§ **PROMPT**
Give every line below again, exactly.

++++++++

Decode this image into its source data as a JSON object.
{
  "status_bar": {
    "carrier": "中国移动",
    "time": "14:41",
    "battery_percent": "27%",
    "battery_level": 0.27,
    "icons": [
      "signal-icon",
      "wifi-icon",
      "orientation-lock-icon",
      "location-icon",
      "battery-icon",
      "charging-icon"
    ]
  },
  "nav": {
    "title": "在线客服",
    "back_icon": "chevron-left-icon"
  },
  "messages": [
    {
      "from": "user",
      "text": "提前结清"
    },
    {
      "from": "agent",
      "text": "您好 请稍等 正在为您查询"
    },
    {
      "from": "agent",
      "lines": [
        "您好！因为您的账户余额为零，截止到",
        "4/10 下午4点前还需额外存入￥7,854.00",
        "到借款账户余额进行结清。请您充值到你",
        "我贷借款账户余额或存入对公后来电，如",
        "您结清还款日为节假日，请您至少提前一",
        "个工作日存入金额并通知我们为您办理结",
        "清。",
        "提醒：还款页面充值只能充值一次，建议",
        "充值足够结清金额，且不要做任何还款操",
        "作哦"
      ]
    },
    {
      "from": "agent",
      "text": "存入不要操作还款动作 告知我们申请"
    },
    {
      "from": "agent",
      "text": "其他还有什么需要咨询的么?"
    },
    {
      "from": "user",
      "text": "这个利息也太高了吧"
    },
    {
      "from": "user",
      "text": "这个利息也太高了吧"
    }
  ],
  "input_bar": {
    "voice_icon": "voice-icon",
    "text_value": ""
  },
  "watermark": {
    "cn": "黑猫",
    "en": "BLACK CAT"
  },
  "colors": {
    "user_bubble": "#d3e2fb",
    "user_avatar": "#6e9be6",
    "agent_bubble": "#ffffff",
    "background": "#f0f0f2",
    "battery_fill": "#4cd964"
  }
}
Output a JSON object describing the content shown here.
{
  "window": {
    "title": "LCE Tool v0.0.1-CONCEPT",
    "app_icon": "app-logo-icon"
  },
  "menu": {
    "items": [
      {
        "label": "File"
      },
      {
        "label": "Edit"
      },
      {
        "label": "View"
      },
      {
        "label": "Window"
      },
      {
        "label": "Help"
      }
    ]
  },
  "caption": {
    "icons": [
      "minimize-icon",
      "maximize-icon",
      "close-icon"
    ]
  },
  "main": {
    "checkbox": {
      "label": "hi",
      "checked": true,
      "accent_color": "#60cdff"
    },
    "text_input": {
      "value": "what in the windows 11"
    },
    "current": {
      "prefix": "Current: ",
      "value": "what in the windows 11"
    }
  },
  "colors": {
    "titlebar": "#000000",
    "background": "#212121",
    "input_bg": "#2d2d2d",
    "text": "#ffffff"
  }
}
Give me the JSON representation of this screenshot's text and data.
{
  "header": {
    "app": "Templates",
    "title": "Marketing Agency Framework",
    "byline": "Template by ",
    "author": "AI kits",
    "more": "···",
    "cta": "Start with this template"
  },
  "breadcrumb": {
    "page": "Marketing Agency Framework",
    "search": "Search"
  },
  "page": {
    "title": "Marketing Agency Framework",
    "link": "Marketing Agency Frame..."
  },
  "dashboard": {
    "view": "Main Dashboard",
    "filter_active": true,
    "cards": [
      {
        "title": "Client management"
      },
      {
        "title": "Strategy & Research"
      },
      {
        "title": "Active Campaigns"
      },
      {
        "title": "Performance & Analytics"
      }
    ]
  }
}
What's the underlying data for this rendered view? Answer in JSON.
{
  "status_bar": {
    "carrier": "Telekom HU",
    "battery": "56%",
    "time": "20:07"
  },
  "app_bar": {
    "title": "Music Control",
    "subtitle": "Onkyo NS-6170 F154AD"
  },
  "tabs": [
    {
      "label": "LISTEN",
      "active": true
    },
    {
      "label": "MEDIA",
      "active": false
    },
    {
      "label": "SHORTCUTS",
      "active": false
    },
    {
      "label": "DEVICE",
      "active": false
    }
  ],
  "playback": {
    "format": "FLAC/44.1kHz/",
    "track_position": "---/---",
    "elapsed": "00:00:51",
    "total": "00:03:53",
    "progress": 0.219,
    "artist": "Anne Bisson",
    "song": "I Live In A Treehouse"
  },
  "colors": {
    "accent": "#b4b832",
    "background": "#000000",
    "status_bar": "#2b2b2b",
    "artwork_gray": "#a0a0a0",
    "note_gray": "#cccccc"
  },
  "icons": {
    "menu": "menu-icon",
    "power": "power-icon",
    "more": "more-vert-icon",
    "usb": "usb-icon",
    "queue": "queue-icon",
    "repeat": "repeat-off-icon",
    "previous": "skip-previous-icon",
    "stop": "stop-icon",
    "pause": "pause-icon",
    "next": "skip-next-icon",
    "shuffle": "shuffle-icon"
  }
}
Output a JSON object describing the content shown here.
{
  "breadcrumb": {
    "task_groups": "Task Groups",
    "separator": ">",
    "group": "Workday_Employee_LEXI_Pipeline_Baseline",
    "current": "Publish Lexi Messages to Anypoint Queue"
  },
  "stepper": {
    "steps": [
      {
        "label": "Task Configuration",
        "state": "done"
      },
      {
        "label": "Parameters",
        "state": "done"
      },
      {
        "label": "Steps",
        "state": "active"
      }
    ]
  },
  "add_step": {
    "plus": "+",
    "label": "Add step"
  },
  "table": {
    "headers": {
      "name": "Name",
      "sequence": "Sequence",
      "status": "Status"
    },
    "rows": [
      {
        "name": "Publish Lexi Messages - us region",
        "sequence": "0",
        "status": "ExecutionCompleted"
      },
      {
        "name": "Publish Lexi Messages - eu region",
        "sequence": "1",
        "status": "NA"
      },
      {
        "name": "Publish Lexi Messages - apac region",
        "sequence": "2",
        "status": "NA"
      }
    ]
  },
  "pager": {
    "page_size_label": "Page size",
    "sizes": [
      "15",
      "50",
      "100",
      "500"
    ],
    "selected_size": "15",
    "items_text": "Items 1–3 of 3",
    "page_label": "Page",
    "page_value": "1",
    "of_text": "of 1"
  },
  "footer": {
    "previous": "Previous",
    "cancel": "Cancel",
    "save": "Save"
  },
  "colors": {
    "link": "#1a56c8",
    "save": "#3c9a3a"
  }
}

++++++++

§ **ANSWER**
Decode this image into its source data as a JSON object.
{
  "status_bar": {
    "carrier": "中国移动",
    "time": "14:41",
    "battery_percent": "27%",
    "battery_level": 0.27,
    "icons": [
      "signal-icon",
      "wifi-icon",
      "orientation-lock-icon",
      "location-icon",
      "battery-icon",
      "charging-icon"
    ]
  },
  "nav": {
    "title": "在线客服",
    "back_icon": "chevron-left-icon"
  },
  "messages": [
    {
      "from": "user",
      "text": "提前结清"
    },
    {
      "from": "agent",
      "text": "您好 请稍等 正在为您查询"
    },
    {
      "from": "agent",
      "lines": [
        "您好！因为您的账户余额为零，截止到",
        "4/10 下午4点前还需额外存入￥7,854.00",
        "到借款账户余额进行结清。请您充值到你",
        "我贷借款账户余额或存入对公后来电，如",
        "您结清还款日为节假日，请您至少提前一",
        "个工作日存入金额并通知我们为您办理结",
        "清。",
        "提醒：还款页面充值只能充值一次，建议",
        "充值足够结清金额，且不要做任何还款操",
        "作哦"
      ]
    },
    {
      "from": "agent",
      "text": "存入不要操作还款动作 告知我们申请"
    },
    {
      "from": "agent",
      "text": "其他还有什么需要咨询的么?"
    },
    {
      "from": "user",
      "text": "这个利息也太高了吧"
    },
    {
      "from": "user",
      "text": "这个利息也太高了吧"
    }
  ],
  "input_bar": {
    "voice_icon": "voice-icon",
    "text_value": ""
  },
  "watermark": {
    "cn": "黑猫",
    "en": "BLACK CAT"
  },
  "colors": {
    "user_bubble": "#d3e2fb",
    "user_avatar": "#6e9be6",
    "agent_bubble": "#ffffff",
    "background": "#f0f0f2",
    "battery_fill": "#4cd964"
  }
}
Output a JSON object describing the content shown here.
{
  "window": {
    "title": "LCE Tool v0.0.1-CONCEPT",
    "app_icon": "app-logo-icon"
  },
  "menu": {
    "items": [
      {
        "label": "File"
      },
      {
        "label": "Edit"
      },
      {
        "label": "View"
      },
      {
        "label": "Window"
      },
      {
        "label": "Help"
      }
    ]
  },
  "caption": {
    "icons": [
      "minimize-icon",
      "maximize-icon",
      "close-icon"
    ]
  },
  "main": {
    "checkbox": {
      "label": "hi",
      "checked": true,
      "accent_color": "#60cdff"
    },
    "text_input": {
      "value": "what in the windows 11"
    },
    "current": {
      "prefix": "Current: ",
      "value": "what in the windows 11"
    }
  },
  "colors": {
    "titlebar": "#000000",
    "background": "#212121",
    "input_bg": "#2d2d2d",
    "text": "#ffffff"
  }
}
Give me the JSON representation of this screenshot's text and data.
{
  "header": {
    "app": "Templates",
    "title": "Marketing Agency Framework",
    "byline": "Template by ",
    "author": "AI kits",
    "more": "···",
    "cta": "Start with this template"
  },
  "breadcrumb": {
    "page": "Marketing Agency Framework",
    "search": "Search"
  },
  "page": {
    "title": "Marketing Agency Framework",
    "link": "Marketing Agency Frame..."
  },
  "dashboard": {
    "view": "Main Dashboard",
    "filter_active": true,
    "cards": [
      {
        "title": "Client management"
      },
      {
        "title": "Strategy & Research"
      },
      {
        "title": "Active Campaigns"
      },
      {
        "title": "Performance & Analytics"
      }
    ]
  }
}
What's the underlying data for this rendered view? Answer in JSON.
{
  "status_bar": {
    "carrier": "Telekom HU",
    "battery": "56%",
    "time": "20:07"
  },
  "app_bar": {
    "title": "Music Control",
    "subtitle": "Onkyo NS-6170 F154AD"
  },
  "tabs": [
    {
      "label": "LISTEN",
      "active": true
    },
    {
      "label": "MEDIA",
      "active": false
    },
    {
      "label": "SHORTCUTS",
      "active": false
    },
    {
      "label": "DEVICE",
      "active": false
    }
  ],
  "playback": {
    "format": "FLAC/44.1kHz/",
    "track_position": "---/---",
    "elapsed": "00:00:51",
    "total": "00:03:53",
    "progress": 0.219,
    "artist": "Anne Bisson",
    "song": "I Live In A Treehouse"
  },
  "colors": {
    "accent": "#b4b832",
    "background": "#000000",
    "status_bar": "#2b2b2b",
    "artwork_gray": "#a0a0a0",
    "note_gray": "#cccccc"
  },
  "icons": {
    "menu": "menu-icon",
    "power": "power-icon",
    "more": "more-vert-icon",
    "usb": "usb-icon",
    "queue": "queue-icon",
    "repeat": "repeat-off-icon",
    "previous": "skip-previous-icon",
    "stop": "stop-icon",
    "pause": "pause-icon",
    "next": "skip-next-icon",
    "shuffle": "shuffle-icon"
  }
}
Output a JSON object describing the content shown here.
{
  "breadcrumb": {
    "task_groups": "Task Groups",
    "separator": ">",
    "group": "Workday_Employee_LEXI_Pipeline_Baseline",
    "current": "Publish Lexi Messages to Anypoint Queue"
  },
  "stepper": {
    "steps": [
      {
        "label": "Task Configuration",
        "state": "done"
      },
      {
        "label": "Parameters",
        "state": "done"
      },
      {
        "label": "Steps",
        "state": "active"
      }
    ]
  },
  "add_step": {
    "plus": "+",
    "label": "Add step"
  },
  "table": {
    "headers": {
      "name": "Name",
      "sequence": "Sequence",
      "status": "Status"
    },
    "rows": [
      {
        "name": "Publish Lexi Messages - us region",
        "sequence": "0",
        "status": "ExecutionCompleted"
      },
      {
        "name": "Publish Lexi Messages - eu region",
        "sequence": "1",
        "status": "NA"
      },
      {
        "name": "Publish Lexi Messages - apac region",
        "sequence": "2",
        "status": "NA"
      }
    ]
  },
  "pager": {
    "page_size_label": "Page size",
    "sizes": [
      "15",
      "50",
      "100",
      "500"
    ],
    "selected_size": "15",
    "items_text": "Items 1–3 of 3",
    "page_label": "Page",
    "page_value": "1",
    "of_text": "of 1"
  },
  "footer": {
    "previous": "Previous",
    "cancel": "Cancel",
    "save": "Save"
  },
  "colors": {
    "link": "#1a56c8",
    "save": "#3c9a3a"
  }
}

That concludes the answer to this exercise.